WHAT YOU HAVE TO DO:
Repeat the whole listing exactly as written.

* * * *

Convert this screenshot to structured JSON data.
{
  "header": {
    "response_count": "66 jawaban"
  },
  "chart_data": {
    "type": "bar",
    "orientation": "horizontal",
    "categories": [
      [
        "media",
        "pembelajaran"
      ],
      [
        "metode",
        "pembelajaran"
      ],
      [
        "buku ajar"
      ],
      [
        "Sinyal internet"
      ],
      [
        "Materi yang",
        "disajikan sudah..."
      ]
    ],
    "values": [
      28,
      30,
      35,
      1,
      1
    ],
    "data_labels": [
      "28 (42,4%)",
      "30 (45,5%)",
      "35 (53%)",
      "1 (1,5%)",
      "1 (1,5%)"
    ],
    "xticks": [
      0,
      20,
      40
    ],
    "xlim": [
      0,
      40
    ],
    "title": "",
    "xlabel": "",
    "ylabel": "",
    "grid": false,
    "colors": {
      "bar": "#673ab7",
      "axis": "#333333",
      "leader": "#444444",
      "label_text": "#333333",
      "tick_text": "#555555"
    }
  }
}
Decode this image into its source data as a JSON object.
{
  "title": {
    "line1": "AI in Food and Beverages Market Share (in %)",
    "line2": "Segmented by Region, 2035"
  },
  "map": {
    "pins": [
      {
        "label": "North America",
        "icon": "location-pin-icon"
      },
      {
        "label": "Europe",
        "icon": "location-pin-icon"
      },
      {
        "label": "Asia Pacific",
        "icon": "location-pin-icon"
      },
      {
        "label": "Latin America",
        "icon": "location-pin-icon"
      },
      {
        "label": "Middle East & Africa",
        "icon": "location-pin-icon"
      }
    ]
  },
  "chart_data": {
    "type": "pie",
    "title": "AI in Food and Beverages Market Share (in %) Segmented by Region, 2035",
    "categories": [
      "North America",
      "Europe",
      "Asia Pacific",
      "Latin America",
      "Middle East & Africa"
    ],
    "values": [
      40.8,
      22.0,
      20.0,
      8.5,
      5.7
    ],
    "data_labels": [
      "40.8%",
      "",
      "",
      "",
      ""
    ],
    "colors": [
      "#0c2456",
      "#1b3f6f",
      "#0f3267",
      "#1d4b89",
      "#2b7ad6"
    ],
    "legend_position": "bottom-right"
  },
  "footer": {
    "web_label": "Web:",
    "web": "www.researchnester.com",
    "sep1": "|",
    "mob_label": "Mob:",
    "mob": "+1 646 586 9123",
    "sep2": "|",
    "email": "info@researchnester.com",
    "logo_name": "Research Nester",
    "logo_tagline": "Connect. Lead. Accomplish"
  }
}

* * * *

TASK RESPONSE:
Convert this screenshot to structured JSON data.
{
  "header": {
    "response_count": "66 jawaban"
  },
  "chart_data": {
    "type": "bar",
    "orientation": "horizontal",
    "categories": [
      [
        "media",
        "pembelajaran"
      ],
      [
        "metode",
        "pembelajaran"
      ],
      [
        "buku ajar"
      ],
      [
        "Sinyal internet"
      ],
      [
        "Materi yang",
        "disajikan sudah..."
      ]
    ],
    "values": [
      28,
      30,
      35,
      1,
      1
    ],
    "data_labels": [
      "28 (42,4%)",
      "30 (45,5%)",
      "35 (53%)",
      "1 (1,5%)",
      "1 (1,5%)"
    ],
    "xticks": [
      0,
      20,
      40
    ],
    "xlim": [
      0,
      40
    ],
    "title": "",
    "xlabel": "",
    "ylabel": "",
    "grid": false,
    "colors": {
      "bar": "#673ab7",
      "axis": "#333333",
      "leader": "#444444",
      "label_text": "#333333",
      "tick_text": "#555555"
    }
  }
}
Decode this image into its source data as a JSON object.
{
  "title": {
    "line1": "AI in Food and Beverages Market Share (in %)",
    "line2": "Segmented by Region, 2035"
  },
  "map": {
    "pins": [
      {
        "label": "North America",
        "icon": "location-pin-icon"
      },
      {
        "label": "Europe",
        "icon": "location-pin-icon"
      },
      {
        "label": "Asia Pacific",
        "icon": "location-pin-icon"
      },
      {
        "label": "Latin America",
        "icon": "location-pin-icon"
      },
      {
        "label": "Middle East & Africa",
        "icon": "location-pin-icon"
      }
    ]
  },
  "chart_data": {
    "type": "pie",
    "title": "AI in Food and Beverages Market Share (in %) Segmented by Region, 2035",
    "categories": [
      "North America",
      "Europe",
      "Asia Pacific",
      "Latin America",
      "Middle East & Africa"
    ],
    "values": [
      40.8,
      22.0,
      20.0,
      8.5,
      5.7
    ],
    "data_labels": [
      "40.8%",
      "",
      "",
      "",
      ""
    ],
    "colors": [
      "#0c2456",
      "#1b3f6f",
      "#0f3267",
      "#1d4b89",
      "#2b7ad6"
    ],
    "legend_position": "bottom-right"
  },
  "footer": {
    "web_label": "Web:",
    "web": "www.researchnester.com",
    "sep1": "|",
    "mob_label": "Mob:",
    "mob": "+1 646 586 9123",
    "sep2": "|",
    "email": "info@researchnester.com",
    "logo_name": "Research Nester",
    "logo_tagline": "Connect. Lead. Accomplish"
  }
}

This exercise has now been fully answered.